MATERIAL SUPPLIED:
******************************

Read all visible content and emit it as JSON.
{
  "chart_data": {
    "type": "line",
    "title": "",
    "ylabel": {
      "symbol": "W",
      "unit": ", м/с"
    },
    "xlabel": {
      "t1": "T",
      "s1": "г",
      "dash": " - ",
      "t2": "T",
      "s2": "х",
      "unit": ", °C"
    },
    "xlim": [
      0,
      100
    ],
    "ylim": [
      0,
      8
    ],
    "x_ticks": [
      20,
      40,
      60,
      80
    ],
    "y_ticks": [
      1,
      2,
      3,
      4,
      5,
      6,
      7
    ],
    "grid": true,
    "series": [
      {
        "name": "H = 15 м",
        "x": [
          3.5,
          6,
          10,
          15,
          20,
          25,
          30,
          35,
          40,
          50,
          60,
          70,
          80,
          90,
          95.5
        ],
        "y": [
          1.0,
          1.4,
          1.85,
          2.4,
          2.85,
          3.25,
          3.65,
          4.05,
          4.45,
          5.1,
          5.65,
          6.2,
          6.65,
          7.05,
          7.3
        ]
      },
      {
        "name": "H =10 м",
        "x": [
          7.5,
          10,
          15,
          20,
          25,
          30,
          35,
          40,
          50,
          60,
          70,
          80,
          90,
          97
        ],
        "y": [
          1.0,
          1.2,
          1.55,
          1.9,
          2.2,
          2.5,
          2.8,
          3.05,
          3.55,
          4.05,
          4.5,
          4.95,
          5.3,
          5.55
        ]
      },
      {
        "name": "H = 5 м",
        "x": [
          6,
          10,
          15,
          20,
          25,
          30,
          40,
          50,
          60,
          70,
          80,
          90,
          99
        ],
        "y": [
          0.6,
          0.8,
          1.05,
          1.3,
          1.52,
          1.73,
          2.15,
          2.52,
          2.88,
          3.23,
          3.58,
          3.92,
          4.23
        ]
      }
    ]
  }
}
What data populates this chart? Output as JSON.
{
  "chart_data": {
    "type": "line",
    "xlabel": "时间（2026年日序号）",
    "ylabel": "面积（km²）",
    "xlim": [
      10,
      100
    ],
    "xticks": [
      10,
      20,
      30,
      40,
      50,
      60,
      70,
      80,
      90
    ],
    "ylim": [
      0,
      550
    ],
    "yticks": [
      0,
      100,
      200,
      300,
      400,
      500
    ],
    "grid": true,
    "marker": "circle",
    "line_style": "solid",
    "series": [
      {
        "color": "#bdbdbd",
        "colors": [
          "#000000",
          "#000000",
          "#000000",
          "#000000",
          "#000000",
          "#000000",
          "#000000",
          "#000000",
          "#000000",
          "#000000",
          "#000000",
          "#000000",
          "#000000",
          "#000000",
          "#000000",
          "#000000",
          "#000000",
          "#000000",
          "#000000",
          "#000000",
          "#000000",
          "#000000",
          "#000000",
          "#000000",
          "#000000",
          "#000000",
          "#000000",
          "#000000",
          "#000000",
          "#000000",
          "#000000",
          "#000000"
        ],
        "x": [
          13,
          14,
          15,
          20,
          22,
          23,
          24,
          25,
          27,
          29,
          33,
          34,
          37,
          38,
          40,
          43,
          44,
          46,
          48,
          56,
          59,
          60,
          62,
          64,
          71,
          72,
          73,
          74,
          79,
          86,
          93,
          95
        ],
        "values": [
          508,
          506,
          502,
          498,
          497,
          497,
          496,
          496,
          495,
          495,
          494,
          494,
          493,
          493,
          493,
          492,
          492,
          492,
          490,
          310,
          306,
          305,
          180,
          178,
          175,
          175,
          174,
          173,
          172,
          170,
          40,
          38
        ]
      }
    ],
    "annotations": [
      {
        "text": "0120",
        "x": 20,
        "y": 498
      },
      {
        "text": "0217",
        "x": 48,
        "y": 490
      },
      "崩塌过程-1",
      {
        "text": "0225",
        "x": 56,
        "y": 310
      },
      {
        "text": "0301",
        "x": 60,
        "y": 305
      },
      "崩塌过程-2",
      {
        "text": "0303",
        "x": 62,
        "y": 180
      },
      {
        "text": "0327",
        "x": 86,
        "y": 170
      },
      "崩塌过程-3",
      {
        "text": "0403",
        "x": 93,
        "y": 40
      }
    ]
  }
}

******************************

TASK DESCRIPTION: Please quote the records above exactly, without skipping a line.

TASK ANSWER:
Read all visible content and emit it as JSON.
{
  "chart_data": {
    "type": "line",
    "title": "",
    "ylabel": {
      "symbol": "W",
      "unit": ", м/с"
    },
    "xlabel": {
      "t1": "T",
      "s1": "г",
      "dash": " - ",
      "t2": "T",
      "s2": "х",
      "unit": ", °C"
    },
    "xlim": [
      0,
      100
    ],
    "ylim": [
      0,
      8
    ],
    "x_ticks": [
      20,
      40,
      60,
      80
    ],
    "y_ticks": [
      1,
      2,
      3,
      4,
      5,
      6,
      7
    ],
    "grid": true,
    "series": [
      {
        "name": "H = 15 м",
        "x": [
          3.5,
          6,
          10,
          15,
          20,
          25,
          30,
          35,
          40,
          50,
          60,
          70,
          80,
          90,
          95.5
        ],
        "y": [
          1.0,
          1.4,
          1.85,
          2.4,
          2.85,
          3.25,
          3.65,
          4.05,
          4.45,
          5.1,
          5.65,
          6.2,
          6.65,
          7.05,
          7.3
        ]
      },
      {
        "name": "H =10 м",
        "x": [
          7.5,
          10,
          15,
          20,
          25,
          30,
          35,
          40,
          50,
          60,
          70,
          80,
          90,
          97
        ],
        "y": [
          1.0,
          1.2,
          1.55,
          1.9,
          2.2,
          2.5,
          2.8,
          3.05,
          3.55,
          4.05,
          4.5,
          4.95,
          5.3,
          5.55
        ]
      },
      {
        "name": "H = 5 м",
        "x": [
          6,
          10,
          15,
          20,
          25,
          30,
          40,
          50,
          60,
          70,
          80,
          90,
          99
        ],
        "y": [
          0.6,
          0.8,
          1.05,
          1.3,
          1.52,
          1.73,
          2.15,
          2.52,
          2.88,
          3.23,
          3.58,
          3.92,
          4.23
        ]
      }
    ]
  }
}
What data populates this chart? Output as JSON.
{
  "chart_data": {
    "type": "line",
    "xlabel": "时间（2026年日序号）",
    "ylabel": "面积（km²）",
    "xlim": [
      10,
      100
    ],
    "xticks": [
      10,
      20,
      30,
      40,
      50,
      60,
      70,
      80,
      90
    ],
    "ylim": [
      0,
      550
    ],
    "yticks": [
      0,
      100,
      200,
      300,
      400,
      500
    ],
    "grid": true,
    "marker": "circle",
    "line_style": "solid",
    "series": [
      {
        "color": "#bdbdbd",
        "colors": [
          "#000000",
          "#000000",
          "#000000",
          "#000000",
          "#000000",
          "#000000",
          "#000000",
          "#000000",
          "#000000",
          "#000000",
          "#000000",
          "#000000",
          "#000000",
          "#000000",
          "#000000",
          "#000000",
          "#000000",
          "#000000",
          "#000000",
          "#000000",
          "#000000",
          "#000000",
          "#000000",
          "#000000",
          "#000000",
          "#000000",
          "#000000",
          "#000000",
          "#000000",
          "#000000",
          "#000000",
          "#000000"
        ],
        "x": [
          13,
          14,
          15,
          20,
          22,
          23,
          24,
          25,
          27,
          29,
          33,
          34,
          37,
          38,
          40,
          43,
          44,
          46,
          48,
          56,
          59,
          60,
          62,
          64,
          71,
          72,
          73,
          74,
          79,
          86,
          93,
          95
        ],
        "values": [
          508,
          506,
          502,
          498,
          497,
          497,
          496,
          496,
          495,
          495,
          494,
          494,
          493,
          493,
          493,
          492,
          492,
          492,
          490,
          310,
          306,
          305,
          180,
          178,
          175,
          175,
          174,
          173,
          172,
          170,
          40,
          38
        ]
      }
    ],
    "annotations": [
      {
        "text": "0120",
        "x": 20,
        "y": 498
      },
      {
        "text": "0217",
        "x": 48,
        "y": 490
      },
      "崩塌过程-1",
      {
        "text": "0225",
        "x": 56,
        "y": 310
      },
      {
        "text": "0301",
        "x": 60,
        "y": 305
      },
      "崩塌过程-2",
      {
        "text": "0303",
        "x": 62,
        "y": 180
      },
      {
        "text": "0327",
        "x": 86,
        "y": 170
      },
      "崩塌过程-3",
      {
        "text": "0403",
        "x": 93,
        "y": 40
      }
    ]
  }
}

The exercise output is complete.